DOCUMENT EXCERPT.

::::::::::

What we have often seen in class is that many statistical target parameters that are motivated causal parameters involve some possibly high dimensional object. For example, in the setting where $O = (W, A, Y)$ and our interest is in estimating the counterfactual parameter $E_0(Y_1)$, we found that the statistical target parameter $E_0(E_0(Y \ \mid \ A = 1, W))$ was equal to the counterfactual parameter under the assumption of randomization and positivity. Thus far in lab, we have been computing these statistical target parameters using an (effectively) infinite sample. However, in practice we rarely get to see a truly infinite sample size, which is why we have to consider the problem of statistical estimation. That is, how can be get the best estimate of the target parameter $E_0(E_0(Y \ \mid \ A = 1, W))$ when we don't get to observe the whole population.

II. Example with a Simple SCM

Let's consider the following SCM: \begin{align*} U_W &\sim \mbox{Discrete Uniform}(0,50)\\ U_A &\sim \mbox{Normal}(0,1) \\ U_Y &\sim \mbox{Normal}(0,3^2) \ , \end{align*} and structural equations \begin{align*} f_{W}(U_{W}) &= U_{W} \\ f_A(W, U_A) &= I(\mbox{expit}(0.02 W + U_A) > 0.5)\\ f_Y(W, A, U_Y) &= -W + 10 A - U_Y \ . \end{align*}

As with the last lab, we can explicity code this distribution in R. First, we write functions to represent each structural equation.

In [2]:
# structural equation for W
f_W <- function(U_W) {
    return(U_W)
}

# structural equation for A
f_A <- function(W, U_A) {
    return(as.numeric(plogis(0.02 * W + U_A) > 0.25))
}

# structural equation for Y
f_Y <- function(W, A, U_Y) {
    return(-W + 10 * A - U_Y)

::::::::::

RECORDS SHOWN.
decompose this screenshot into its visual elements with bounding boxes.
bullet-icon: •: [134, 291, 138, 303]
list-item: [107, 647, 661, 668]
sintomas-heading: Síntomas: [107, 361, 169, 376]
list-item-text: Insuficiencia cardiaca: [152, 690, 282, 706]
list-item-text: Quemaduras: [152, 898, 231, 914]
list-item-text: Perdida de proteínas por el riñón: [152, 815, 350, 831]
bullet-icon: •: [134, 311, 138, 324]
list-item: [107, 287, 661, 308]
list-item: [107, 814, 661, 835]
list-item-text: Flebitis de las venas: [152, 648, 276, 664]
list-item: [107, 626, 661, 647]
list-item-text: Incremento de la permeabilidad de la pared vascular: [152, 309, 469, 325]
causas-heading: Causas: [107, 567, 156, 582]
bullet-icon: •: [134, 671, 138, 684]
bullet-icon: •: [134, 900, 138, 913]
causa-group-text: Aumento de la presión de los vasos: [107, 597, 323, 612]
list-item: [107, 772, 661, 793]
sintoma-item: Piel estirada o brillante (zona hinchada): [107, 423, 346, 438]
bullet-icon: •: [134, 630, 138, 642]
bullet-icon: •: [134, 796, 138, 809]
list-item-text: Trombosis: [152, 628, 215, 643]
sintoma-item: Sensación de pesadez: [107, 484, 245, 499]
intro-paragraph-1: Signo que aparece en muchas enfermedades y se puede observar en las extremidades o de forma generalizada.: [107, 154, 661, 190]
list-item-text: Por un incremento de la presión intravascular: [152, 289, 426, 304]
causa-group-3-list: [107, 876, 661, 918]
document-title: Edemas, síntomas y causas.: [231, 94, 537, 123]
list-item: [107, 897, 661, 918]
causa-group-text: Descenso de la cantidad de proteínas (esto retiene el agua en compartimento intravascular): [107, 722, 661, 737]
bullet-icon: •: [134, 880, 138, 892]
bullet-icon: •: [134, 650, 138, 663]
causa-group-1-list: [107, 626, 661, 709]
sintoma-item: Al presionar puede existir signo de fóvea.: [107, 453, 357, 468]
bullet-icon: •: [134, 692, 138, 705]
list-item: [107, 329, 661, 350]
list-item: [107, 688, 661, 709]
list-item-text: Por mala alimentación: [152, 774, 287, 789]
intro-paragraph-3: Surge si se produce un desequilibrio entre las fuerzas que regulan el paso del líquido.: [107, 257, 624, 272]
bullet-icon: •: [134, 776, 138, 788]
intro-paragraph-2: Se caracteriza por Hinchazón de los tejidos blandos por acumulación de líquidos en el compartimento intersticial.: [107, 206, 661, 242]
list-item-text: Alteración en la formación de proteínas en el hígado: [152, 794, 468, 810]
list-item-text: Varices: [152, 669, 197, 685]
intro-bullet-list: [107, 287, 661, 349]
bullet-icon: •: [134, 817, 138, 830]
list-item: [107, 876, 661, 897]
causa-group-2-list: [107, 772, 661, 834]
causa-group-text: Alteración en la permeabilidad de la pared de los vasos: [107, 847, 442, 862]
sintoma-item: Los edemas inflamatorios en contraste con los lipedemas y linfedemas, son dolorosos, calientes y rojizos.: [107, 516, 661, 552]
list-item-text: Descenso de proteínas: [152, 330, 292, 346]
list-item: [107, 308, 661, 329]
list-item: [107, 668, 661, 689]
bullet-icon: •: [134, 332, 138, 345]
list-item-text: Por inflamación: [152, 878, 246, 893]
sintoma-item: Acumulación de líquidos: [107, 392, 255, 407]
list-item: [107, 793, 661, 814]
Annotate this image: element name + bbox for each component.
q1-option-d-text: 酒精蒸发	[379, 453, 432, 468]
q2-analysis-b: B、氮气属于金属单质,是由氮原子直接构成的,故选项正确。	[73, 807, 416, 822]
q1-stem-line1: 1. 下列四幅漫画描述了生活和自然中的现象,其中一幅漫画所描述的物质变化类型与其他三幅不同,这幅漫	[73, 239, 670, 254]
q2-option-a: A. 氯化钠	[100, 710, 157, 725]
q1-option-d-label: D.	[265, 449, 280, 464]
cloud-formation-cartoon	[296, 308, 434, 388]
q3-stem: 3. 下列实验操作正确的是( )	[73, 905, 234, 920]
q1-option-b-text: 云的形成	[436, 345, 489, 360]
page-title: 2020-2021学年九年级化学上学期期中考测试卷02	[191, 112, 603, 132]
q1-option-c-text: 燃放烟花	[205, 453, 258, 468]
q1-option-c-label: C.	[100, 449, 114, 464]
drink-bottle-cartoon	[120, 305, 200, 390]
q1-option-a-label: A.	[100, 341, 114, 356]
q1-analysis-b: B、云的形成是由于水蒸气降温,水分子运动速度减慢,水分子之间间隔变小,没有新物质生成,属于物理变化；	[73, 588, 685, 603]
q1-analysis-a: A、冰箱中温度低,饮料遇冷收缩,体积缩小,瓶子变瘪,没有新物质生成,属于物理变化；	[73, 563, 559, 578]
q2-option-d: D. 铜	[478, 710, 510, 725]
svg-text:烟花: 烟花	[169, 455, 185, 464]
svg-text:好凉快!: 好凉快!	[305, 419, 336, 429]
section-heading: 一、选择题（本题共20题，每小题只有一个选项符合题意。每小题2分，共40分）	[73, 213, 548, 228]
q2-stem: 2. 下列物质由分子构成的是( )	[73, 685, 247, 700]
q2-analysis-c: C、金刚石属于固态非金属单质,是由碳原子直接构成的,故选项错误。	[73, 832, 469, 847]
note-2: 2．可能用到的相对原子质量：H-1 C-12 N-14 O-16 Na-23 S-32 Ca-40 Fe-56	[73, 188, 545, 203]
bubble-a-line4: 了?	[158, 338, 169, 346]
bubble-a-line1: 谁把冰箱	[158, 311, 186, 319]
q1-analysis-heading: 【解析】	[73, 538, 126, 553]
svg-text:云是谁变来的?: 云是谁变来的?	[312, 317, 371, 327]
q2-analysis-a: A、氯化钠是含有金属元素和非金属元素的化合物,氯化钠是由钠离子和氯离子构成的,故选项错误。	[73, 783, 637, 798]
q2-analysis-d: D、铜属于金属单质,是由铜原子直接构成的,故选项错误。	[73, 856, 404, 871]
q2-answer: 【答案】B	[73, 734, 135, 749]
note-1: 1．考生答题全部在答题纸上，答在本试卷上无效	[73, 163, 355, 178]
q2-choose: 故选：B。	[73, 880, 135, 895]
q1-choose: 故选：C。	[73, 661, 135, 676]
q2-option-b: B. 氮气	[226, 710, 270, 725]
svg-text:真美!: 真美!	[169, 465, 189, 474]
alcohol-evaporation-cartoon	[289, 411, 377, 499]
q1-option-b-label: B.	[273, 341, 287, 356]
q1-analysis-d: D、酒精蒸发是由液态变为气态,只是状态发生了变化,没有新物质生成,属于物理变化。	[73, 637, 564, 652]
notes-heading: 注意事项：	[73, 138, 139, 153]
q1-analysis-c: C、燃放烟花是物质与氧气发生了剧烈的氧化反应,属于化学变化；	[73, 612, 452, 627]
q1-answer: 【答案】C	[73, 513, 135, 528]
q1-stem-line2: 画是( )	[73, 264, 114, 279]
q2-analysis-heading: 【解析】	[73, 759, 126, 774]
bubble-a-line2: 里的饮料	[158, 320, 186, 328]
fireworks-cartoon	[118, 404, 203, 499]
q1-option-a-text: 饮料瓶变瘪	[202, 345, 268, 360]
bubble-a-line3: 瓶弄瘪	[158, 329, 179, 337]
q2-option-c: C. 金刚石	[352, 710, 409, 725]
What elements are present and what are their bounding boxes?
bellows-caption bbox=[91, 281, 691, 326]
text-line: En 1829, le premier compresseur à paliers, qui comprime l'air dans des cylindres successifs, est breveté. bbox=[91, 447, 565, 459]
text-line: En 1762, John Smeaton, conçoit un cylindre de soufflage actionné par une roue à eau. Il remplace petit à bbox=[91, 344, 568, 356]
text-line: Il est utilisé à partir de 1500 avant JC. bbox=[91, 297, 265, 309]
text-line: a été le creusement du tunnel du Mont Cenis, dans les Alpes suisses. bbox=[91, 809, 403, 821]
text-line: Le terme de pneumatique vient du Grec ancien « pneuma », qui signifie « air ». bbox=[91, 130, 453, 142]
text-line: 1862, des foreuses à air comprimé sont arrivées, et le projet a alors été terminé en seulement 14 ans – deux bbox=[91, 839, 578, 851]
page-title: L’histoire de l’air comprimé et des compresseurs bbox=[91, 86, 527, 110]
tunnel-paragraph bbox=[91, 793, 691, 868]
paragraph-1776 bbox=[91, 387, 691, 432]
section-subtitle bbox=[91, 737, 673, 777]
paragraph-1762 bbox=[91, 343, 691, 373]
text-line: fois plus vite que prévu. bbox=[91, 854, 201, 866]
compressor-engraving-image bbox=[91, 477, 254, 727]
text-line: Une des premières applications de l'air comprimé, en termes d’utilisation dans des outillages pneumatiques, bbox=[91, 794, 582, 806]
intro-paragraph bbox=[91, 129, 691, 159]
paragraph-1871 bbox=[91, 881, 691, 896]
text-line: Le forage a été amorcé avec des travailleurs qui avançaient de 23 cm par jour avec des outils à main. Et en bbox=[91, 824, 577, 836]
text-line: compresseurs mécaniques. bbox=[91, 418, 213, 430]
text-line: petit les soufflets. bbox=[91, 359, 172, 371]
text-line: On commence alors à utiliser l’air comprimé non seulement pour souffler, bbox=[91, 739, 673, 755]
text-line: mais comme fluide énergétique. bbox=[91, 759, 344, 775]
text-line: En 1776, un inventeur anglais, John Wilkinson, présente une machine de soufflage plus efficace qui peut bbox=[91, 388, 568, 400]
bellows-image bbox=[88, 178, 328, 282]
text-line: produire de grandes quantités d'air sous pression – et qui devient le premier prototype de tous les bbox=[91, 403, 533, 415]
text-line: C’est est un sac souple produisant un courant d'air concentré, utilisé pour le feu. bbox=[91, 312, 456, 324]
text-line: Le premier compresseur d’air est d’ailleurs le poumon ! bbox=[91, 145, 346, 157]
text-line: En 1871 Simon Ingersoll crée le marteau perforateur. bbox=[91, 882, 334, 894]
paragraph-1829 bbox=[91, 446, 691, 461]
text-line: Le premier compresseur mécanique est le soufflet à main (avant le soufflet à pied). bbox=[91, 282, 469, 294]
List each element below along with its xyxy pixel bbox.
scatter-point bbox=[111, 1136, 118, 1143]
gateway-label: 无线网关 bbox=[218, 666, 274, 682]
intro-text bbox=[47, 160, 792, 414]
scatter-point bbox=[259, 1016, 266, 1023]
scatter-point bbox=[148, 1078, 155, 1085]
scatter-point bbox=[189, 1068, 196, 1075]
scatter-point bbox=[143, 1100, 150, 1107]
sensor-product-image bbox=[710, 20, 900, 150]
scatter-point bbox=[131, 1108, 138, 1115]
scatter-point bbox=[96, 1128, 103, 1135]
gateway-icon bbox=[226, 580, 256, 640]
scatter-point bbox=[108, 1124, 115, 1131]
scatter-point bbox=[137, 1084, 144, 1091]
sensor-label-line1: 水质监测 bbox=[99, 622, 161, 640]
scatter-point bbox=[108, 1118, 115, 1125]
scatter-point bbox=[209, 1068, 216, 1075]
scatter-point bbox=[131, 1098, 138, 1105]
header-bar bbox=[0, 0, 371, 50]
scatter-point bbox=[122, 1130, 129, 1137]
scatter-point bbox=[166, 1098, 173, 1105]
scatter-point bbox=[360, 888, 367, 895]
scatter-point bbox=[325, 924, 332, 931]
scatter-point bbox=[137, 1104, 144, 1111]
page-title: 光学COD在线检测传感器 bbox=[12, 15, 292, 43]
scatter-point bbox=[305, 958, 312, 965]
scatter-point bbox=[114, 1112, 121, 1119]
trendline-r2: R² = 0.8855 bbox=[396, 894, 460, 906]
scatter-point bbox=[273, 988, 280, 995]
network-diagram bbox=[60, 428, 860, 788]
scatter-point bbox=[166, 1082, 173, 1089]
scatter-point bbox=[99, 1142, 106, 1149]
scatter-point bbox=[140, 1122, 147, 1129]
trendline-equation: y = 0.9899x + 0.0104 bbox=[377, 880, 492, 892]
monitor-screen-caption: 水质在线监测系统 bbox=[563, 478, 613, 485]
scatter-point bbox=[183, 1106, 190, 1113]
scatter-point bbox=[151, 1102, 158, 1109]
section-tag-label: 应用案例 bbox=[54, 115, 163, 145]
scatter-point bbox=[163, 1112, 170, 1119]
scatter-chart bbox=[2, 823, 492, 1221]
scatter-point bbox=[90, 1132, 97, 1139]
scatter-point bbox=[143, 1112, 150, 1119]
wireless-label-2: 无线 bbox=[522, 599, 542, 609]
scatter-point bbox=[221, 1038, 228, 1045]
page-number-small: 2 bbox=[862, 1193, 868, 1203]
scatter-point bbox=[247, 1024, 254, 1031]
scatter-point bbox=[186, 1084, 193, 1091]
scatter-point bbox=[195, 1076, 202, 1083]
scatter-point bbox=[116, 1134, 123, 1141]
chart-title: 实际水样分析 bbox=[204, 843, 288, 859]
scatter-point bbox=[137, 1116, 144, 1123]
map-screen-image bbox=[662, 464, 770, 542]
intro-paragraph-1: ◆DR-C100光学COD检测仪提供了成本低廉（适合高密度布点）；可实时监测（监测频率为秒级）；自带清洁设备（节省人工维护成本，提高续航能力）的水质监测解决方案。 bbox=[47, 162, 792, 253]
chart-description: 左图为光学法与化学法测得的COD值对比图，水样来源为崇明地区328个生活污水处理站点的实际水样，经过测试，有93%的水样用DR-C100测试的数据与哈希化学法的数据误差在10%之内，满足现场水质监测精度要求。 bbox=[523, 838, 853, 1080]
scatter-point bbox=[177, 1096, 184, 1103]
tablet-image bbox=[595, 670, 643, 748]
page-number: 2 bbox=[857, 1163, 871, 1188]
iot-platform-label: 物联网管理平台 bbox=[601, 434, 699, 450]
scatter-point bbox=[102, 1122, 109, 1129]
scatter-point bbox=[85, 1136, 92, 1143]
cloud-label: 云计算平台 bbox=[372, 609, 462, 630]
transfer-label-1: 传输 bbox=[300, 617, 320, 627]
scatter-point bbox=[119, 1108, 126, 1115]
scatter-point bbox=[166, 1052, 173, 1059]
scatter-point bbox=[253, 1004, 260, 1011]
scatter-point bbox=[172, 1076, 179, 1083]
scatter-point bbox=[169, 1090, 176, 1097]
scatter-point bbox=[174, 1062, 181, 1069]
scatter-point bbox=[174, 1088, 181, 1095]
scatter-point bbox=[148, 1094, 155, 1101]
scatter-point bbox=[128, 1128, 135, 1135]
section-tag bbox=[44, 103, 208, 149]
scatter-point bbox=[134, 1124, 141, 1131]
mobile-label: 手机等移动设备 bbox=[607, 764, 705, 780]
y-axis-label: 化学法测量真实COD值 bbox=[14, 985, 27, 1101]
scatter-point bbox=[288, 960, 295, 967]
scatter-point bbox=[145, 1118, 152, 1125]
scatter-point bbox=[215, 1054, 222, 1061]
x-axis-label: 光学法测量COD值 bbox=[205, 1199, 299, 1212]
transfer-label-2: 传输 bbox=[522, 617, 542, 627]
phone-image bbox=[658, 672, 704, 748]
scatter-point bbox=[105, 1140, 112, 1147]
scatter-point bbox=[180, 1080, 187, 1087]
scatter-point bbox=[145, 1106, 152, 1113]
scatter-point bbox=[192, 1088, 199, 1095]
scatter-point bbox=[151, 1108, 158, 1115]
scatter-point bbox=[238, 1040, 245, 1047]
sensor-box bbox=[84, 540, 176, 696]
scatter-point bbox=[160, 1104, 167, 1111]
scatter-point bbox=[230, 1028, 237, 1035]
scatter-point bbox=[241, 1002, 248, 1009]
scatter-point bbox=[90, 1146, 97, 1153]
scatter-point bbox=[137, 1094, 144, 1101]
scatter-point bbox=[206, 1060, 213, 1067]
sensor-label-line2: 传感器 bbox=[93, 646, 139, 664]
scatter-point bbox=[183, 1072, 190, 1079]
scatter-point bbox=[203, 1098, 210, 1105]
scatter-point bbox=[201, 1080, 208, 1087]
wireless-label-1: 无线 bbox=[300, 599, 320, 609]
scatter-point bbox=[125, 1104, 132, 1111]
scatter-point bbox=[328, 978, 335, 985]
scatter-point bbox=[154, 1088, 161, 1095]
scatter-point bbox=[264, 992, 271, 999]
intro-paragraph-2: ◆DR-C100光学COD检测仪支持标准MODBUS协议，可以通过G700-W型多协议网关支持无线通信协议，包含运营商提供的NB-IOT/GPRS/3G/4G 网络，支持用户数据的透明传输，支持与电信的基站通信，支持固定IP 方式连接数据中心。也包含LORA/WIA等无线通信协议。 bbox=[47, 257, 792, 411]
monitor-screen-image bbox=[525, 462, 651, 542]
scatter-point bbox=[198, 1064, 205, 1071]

::::::::::

EXERCISE TASK 1. Reproduce the statistical estimation lab text from "Let's consider the" up to and including "U_A) > 0.25))".
EXERCISE TASK 2. Pick up the statistical estimation lab text where it ends and write what comes next.

RIGHT ANSWER 1.
Let's consider the following SCM: \begin{align*} U_W &\sim \mbox{Discrete Uniform}(0,50)\\ U_A &\sim \mbox{Normal}(0,1) \\ U_Y &\sim \mbox{Normal}(0,3^2) \ , \end{align*} and structural equations \begin{align*} f_{W}(U_{W}) &= U_{W} \\ f_A(W, U_A) &= I(\mbox{expit}(0.02 W + U_A) > 0.5)\\ f_Y(W, A, U_Y) &= -W + 10 A - U_Y \ . \end{align*}

As with the last lab, we can explicity code this distribution in R. First, we write functions to represent each structural equation.

In [2]:
# structural equation for W
f_W <- function(U_W) {
    return(U_W)
}

# structural equation for A
f_A <- function(W, U_A) {
    return(as.numeric(plogis(0.02 * W + U_A) > 0.25))

RIGHT ANSWER 2.
}

Now define a function to generate an observation from this SCM.

In [3]:
# function to draw n observations from an scm
# n = the number of observations to draw
# returns a tibble with named columns
simObsSCM <- function(n) {
    ## first we draw the errors
    # draw Uniform(-0.5, 50.5) and round
    U_W <- round(runif(n, -0.5, 50.5))
    # draw U_A
    U_A <- rnorm(n, 0, 1)
    # draw U_Y
    U_Y <- rnorm(n, 0, 3)

	#evaluate the observations sequentially
    # evaluate W
    W <- f_W(U_W)
    # evaluate A
    A <- f_A(W = W, U_A = U_A)
    # evaluate Y
    Y <- f_Y(W = W, A = A, U_Y = U_Y)

    ## return a data.frame object
    out <- as.data.table(cbind(W = W, A = A, Y = Y))
    return(out)
}

Similar to the last lab, we can write a function that intervenes on the SCM in order to calculate the true value of the counterfactual parameter, which we will need to benchmark our estimates.

In [4]:
# function that draws n observations from an SCM that is 
# intervened on to set A = setA
# n = number of observations
# setA = the value to set A equal to (0 or 1)
# returns a data.frame of coutnerfactual observations
simIntSCM <- function(n, set_A = 1) {
	## first we draw the errors
    # draw Uniform(-0.5,50.5) and round
    U_W <- round(runif(n, -0.5, 50.5))
    # draw U_A
    U_A <- rnorm(n, 0, 1)
    # draw U_Y
    U_Y <- rnorm(n, 0, 1)

	# evaluate the observations sequentially
    # evaluate W
    W <- f_W(U_W)
    # evaluate A
    A <- rep(set_A, n)
    # evaluate Y
    Y <- f_Y(W = W, A = A, U_Y = U_Y)

    ## return a data.frame object
    out <- as.data.table(cbind(W = W, A = A, Y = Y))
    return(out)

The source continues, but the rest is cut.